── Data extracts

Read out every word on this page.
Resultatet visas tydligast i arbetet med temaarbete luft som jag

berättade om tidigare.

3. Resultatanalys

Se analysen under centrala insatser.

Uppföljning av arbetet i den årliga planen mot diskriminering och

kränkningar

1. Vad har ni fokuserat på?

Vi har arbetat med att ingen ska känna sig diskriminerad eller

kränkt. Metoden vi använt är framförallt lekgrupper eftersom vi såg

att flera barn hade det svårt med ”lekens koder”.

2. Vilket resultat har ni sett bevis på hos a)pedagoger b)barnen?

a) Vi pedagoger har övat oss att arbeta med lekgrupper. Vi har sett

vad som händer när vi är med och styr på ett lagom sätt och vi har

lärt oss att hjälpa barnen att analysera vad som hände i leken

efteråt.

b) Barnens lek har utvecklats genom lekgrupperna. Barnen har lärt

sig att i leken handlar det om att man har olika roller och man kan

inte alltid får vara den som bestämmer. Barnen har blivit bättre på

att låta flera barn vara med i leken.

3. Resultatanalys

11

────
── Data extracts

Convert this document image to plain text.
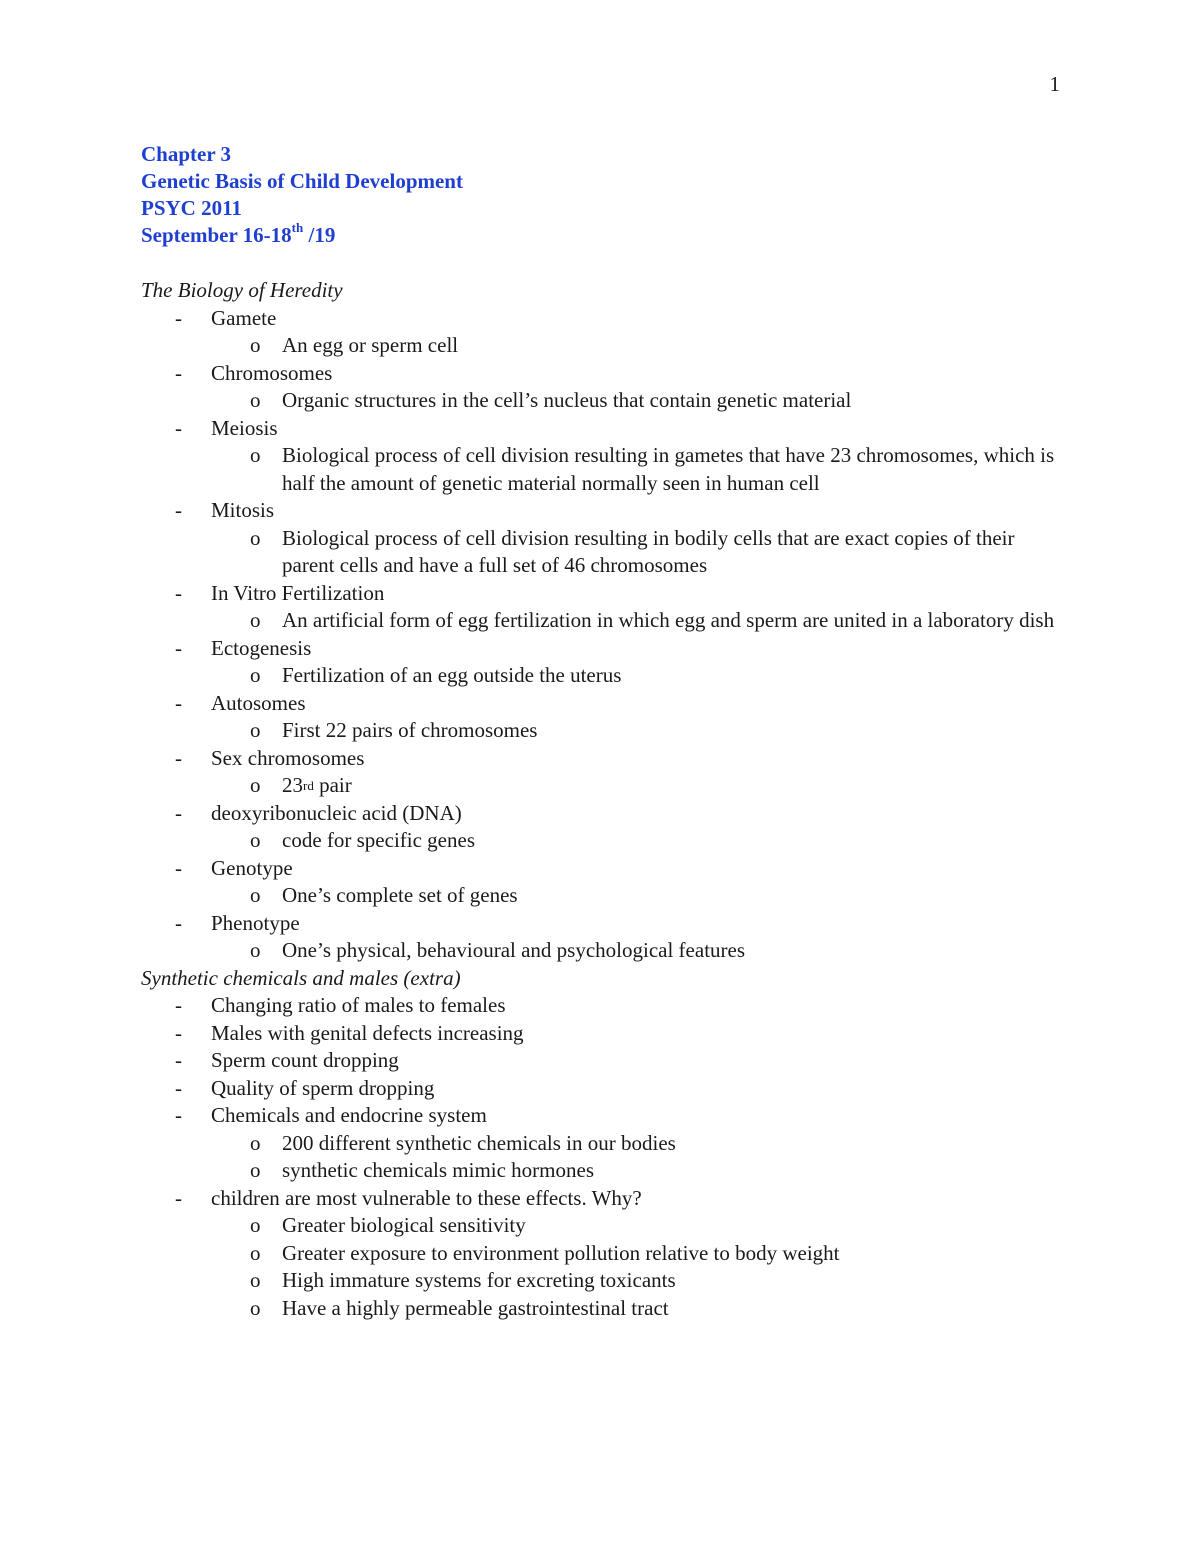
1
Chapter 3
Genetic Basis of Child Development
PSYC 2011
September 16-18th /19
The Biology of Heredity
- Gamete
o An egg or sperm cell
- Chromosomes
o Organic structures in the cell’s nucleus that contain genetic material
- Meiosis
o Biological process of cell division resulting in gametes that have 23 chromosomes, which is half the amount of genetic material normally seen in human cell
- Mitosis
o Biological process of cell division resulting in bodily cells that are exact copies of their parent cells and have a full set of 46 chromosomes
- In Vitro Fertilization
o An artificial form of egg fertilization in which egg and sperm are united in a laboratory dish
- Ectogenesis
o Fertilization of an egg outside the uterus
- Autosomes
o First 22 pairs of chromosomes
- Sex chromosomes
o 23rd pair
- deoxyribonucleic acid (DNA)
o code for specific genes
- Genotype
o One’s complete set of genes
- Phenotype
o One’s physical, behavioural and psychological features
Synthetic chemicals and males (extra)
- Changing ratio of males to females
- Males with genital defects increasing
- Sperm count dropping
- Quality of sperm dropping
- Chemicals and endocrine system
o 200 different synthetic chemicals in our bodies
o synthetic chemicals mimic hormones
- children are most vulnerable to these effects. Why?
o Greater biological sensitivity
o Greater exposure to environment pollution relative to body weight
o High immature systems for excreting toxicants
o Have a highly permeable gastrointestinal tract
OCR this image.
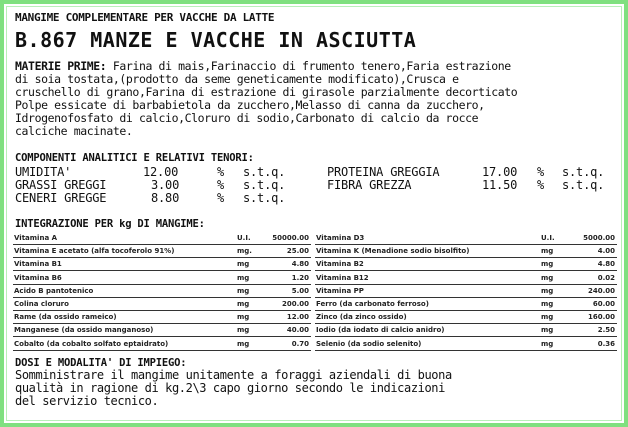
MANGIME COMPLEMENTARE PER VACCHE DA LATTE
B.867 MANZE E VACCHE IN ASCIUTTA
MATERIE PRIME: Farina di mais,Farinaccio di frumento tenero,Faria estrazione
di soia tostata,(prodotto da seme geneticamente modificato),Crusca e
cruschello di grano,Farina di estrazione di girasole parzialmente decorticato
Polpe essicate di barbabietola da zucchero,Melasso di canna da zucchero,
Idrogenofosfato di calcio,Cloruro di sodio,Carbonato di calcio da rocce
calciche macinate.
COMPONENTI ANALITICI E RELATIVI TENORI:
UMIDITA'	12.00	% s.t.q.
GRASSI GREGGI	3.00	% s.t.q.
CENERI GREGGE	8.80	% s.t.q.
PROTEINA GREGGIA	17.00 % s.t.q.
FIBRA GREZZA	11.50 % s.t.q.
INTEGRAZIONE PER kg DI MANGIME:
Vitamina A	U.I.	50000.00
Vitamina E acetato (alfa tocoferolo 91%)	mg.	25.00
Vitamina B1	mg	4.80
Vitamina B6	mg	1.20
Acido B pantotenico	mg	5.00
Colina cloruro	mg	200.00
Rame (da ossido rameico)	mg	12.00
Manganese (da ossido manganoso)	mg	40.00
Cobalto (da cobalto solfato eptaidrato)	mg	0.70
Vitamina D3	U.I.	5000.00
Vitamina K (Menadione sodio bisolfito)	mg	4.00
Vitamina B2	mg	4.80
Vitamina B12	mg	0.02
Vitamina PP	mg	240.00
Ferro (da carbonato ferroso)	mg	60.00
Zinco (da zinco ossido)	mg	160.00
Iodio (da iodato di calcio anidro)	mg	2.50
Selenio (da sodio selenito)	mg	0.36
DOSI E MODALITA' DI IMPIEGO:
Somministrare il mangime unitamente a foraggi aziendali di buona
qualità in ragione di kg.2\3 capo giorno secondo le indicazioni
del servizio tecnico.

────

Work instructions
Collect every line above that contains the word "which".

Response for this exercise
o Biological process of cell division resulting in gametes that have 23 chromosomes, which is half the amount of genetic material normally seen in human cell
o An artificial form of egg fertilization in which egg and sperm are united in a laboratory dish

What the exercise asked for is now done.